▶ **Dataset items**:
□ □ □ □ □

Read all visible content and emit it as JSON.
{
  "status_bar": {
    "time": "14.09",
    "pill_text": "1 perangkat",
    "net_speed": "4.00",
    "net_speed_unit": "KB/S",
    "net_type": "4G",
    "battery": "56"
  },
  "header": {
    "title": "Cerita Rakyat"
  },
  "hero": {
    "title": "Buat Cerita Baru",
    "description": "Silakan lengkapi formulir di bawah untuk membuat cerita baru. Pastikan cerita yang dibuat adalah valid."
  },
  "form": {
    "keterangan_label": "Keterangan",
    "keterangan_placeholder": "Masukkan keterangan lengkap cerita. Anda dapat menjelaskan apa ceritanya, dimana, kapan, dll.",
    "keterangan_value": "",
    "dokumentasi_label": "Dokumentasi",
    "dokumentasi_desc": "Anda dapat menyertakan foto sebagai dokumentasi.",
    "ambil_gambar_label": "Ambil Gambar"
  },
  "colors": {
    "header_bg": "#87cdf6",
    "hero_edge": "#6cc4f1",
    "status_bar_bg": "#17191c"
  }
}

□ □ □ □ □

In the entries above, find every line with the word "Anda" and list it.

▶ **Solution to this exercise**:
    "keterangan_placeholder": "Masukkan keterangan lengkap cerita. Anda dapat menjelaskan apa ceritanya, dimana, kapan, dll.",
    "dokumentasi_desc": "Anda dapat menyertakan foto sebagai dokumentasi.",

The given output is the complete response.